CHALLENGE: Every line of the material is to be repeated exactly as it stands.
begin STORED RECORDS
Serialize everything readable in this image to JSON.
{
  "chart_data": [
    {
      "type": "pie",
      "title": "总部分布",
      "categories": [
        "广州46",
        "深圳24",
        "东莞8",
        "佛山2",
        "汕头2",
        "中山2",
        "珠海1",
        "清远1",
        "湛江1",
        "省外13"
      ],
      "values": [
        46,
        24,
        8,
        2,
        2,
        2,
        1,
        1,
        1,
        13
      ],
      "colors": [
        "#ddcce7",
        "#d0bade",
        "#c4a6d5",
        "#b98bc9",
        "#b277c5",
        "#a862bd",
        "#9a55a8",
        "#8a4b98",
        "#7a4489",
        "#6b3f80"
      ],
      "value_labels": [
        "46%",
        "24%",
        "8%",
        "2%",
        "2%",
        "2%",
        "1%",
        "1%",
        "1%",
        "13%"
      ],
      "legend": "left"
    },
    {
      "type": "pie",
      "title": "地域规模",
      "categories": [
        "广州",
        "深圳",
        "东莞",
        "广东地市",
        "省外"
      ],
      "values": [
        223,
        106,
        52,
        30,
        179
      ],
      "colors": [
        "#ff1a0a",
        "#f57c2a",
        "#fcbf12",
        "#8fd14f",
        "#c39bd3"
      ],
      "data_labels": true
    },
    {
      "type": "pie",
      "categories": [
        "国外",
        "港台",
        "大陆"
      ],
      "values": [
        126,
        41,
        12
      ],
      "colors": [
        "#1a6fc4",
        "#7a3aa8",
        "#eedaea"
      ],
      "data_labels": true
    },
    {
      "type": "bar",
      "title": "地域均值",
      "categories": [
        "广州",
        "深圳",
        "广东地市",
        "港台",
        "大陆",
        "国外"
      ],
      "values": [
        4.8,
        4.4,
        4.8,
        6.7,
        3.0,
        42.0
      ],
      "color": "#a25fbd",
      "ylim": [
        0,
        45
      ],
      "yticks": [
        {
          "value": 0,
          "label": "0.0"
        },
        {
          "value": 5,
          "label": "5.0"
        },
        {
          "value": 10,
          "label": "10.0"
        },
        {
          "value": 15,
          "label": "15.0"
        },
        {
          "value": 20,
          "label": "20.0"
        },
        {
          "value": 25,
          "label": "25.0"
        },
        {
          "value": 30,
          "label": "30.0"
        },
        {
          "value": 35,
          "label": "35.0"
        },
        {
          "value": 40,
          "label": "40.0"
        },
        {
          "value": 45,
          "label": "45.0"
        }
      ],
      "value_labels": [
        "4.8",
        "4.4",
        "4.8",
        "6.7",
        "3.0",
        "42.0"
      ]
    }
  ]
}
end STORED RECORDS
FINISHED ANSWER:
Serialize everything readable in this image to JSON.
{
  "chart_data": [
    {
      "type": "pie",
      "title": "总部分布",
      "categories": [
        "广州46",
        "深圳24",
        "东莞8",
        "佛山2",
        "汕头2",
        "中山2",
        "珠海1",
        "清远1",
        "湛江1",
        "省外13"
      ],
      "values": [
        46,
        24,
        8,
        2,
        2,
        2,
        1,
        1,
        1,
        13
      ],
      "colors": [
        "#ddcce7",
        "#d0bade",
        "#c4a6d5",
        "#b98bc9",
        "#b277c5",
        "#a862bd",
        "#9a55a8",
        "#8a4b98",
        "#7a4489",
        "#6b3f80"
      ],
      "value_labels": [
        "46%",
        "24%",
        "8%",
        "2%",
        "2%",
        "2%",
        "1%",
        "1%",
        "1%",
        "13%"
      ],
      "legend": "left"
    },
    {
      "type": "pie",
      "title": "地域规模",
      "categories": [
        "广州",
        "深圳",
        "东莞",
        "广东地市",
        "省外"
      ],
      "values": [
        223,
        106,
        52,
        30,
        179
      ],
      "colors": [
        "#ff1a0a",
        "#f57c2a",
        "#fcbf12",
        "#8fd14f",
        "#c39bd3"
      ],
      "data_labels": true
    },
    {
      "type": "pie",
      "categories": [
        "国外",
        "港台",
        "大陆"
      ],
      "values": [
        126,
        41,
        12
      ],
      "colors": [
        "#1a6fc4",
        "#7a3aa8",
        "#eedaea"
      ],
      "data_labels": true
    },
    {
      "type": "bar",
      "title": "地域均值",
      "categories": [
        "广州",
        "深圳",
        "广东地市",
        "港台",
        "大陆",
        "国外"
      ],
      "values": [
        4.8,
        4.4,
        4.8,
        6.7,
        3.0,
        42.0
      ],
      "color": "#a25fbd",
      "ylim": [
        0,
        45
      ],
      "yticks": [
        {
          "value": 0,
          "label": "0.0"
        },
        {
          "value": 5,
          "label": "5.0"
        },
        {
          "value": 10,
          "label": "10.0"
        },
        {
          "value": 15,
          "label": "15.0"
        },
        {
          "value": 20,
          "label": "20.0"
        },
        {
          "value": 25,
          "label": "25.0"
        },
        {
          "value": 30,
          "label": "30.0"
        },
        {
          "value": 35,
          "label": "35.0"
        },
        {
          "value": 40,
          "label": "40.0"
        },
        {
          "value": 45,
          "label": "45.0"
        }
      ],
      "value_labels": [
        "4.8",
        "4.4",
        "4.8",
        "6.7",
        "3.0",
        "42.0"
      ]
    }
  ]
}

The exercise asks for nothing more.